>> begin
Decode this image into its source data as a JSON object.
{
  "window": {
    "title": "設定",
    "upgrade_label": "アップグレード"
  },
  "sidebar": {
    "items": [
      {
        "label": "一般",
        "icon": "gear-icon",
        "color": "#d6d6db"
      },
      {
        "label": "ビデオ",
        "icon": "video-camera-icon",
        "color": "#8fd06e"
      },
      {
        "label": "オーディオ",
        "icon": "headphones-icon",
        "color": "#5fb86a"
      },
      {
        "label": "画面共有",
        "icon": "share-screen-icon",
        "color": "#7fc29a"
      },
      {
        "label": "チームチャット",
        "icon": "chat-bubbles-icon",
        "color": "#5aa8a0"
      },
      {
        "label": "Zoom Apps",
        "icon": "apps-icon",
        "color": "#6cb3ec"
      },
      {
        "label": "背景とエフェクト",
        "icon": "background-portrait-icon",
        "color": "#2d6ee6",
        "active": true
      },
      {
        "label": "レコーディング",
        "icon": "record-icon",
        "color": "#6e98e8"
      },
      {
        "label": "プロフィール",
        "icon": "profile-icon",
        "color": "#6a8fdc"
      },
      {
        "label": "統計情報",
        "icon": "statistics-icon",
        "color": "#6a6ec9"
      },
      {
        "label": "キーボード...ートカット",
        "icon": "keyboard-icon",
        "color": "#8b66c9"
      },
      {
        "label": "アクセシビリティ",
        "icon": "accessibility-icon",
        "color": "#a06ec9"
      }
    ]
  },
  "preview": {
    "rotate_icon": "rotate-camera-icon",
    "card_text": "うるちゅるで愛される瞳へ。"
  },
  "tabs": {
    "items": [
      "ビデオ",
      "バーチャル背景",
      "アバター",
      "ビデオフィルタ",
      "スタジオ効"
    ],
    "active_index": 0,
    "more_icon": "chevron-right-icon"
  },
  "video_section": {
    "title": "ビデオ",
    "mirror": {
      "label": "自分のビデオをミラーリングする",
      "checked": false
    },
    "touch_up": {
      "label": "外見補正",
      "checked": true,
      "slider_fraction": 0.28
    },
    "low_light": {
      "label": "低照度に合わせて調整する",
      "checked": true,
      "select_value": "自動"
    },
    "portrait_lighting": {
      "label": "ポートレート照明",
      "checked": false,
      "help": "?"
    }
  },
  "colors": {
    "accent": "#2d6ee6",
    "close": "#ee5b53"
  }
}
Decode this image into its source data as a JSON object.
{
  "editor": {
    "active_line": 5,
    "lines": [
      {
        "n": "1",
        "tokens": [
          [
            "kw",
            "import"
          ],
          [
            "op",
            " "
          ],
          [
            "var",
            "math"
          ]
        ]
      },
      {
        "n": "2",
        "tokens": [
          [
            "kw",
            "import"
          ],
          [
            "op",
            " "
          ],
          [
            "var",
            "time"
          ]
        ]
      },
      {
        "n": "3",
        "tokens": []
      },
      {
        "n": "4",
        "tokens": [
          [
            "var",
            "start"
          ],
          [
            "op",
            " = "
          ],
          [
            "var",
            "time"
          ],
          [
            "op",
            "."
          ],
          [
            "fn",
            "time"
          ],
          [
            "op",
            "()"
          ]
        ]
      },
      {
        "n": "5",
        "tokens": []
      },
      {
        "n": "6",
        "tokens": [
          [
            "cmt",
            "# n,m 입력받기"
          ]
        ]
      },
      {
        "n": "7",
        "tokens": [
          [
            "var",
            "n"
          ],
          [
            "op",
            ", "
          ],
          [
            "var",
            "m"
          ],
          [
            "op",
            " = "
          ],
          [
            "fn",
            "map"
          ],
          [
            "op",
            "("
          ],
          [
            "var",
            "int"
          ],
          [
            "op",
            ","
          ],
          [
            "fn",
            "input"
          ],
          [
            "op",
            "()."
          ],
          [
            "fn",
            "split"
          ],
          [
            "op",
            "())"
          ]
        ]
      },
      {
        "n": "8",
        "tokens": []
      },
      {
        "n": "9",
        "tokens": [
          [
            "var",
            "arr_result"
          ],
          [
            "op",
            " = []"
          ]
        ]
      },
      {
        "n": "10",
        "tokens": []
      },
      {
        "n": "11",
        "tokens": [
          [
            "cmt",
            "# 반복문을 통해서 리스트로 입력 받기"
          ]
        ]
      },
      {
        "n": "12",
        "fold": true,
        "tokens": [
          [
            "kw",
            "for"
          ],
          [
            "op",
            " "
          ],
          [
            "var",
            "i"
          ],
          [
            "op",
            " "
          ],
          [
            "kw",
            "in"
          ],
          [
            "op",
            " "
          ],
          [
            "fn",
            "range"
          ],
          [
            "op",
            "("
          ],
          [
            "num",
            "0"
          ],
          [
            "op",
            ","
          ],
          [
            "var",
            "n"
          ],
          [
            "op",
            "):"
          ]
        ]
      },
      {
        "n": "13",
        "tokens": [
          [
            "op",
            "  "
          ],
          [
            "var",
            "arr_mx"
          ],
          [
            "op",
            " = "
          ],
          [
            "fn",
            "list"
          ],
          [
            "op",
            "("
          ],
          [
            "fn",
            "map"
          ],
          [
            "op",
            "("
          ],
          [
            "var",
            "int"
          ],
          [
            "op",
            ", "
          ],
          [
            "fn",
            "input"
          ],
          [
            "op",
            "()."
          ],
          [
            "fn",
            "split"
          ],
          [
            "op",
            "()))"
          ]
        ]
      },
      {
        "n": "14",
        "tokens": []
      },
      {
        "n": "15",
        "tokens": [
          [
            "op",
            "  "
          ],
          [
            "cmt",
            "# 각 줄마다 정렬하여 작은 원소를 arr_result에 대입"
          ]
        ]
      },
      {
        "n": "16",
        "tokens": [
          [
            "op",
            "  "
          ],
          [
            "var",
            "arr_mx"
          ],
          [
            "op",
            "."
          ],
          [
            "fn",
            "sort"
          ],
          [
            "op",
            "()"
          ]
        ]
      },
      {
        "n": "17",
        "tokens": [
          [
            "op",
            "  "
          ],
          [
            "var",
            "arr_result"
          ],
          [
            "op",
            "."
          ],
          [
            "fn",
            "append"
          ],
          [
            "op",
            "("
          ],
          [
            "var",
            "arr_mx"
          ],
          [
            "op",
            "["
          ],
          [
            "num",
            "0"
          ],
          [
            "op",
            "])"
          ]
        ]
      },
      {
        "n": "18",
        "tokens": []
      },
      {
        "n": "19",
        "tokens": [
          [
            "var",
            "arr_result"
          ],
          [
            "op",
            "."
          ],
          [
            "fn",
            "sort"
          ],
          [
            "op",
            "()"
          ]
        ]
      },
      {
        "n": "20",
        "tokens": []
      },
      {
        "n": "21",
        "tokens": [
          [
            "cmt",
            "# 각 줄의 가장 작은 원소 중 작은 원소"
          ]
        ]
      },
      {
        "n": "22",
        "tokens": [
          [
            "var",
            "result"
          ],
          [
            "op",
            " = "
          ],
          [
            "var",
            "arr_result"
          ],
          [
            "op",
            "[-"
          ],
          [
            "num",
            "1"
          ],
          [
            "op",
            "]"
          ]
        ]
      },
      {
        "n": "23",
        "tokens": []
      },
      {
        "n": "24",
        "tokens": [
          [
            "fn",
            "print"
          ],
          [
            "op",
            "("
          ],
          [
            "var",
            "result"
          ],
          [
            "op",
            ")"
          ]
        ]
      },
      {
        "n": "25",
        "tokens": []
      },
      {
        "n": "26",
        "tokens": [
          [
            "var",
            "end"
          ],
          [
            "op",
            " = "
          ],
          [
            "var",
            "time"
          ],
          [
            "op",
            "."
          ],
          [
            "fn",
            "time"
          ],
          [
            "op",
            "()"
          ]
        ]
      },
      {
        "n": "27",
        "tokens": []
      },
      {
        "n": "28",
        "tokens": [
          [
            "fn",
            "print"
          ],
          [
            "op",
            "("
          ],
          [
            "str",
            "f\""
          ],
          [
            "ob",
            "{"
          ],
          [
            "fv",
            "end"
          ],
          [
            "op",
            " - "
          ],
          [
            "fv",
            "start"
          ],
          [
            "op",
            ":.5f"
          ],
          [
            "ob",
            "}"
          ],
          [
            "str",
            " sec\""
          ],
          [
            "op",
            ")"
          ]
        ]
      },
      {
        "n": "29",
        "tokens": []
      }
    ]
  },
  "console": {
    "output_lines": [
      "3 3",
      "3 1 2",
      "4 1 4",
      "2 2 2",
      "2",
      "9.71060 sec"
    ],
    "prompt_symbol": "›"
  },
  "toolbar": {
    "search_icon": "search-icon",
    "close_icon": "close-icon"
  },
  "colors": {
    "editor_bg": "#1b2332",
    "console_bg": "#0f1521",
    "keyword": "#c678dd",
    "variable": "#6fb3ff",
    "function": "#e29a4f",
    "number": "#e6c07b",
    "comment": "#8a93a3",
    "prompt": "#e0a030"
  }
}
>> end
# Task prompt
Work through the data and report how many of its lines hold the word "true", giving only the figure.

# Written solution
4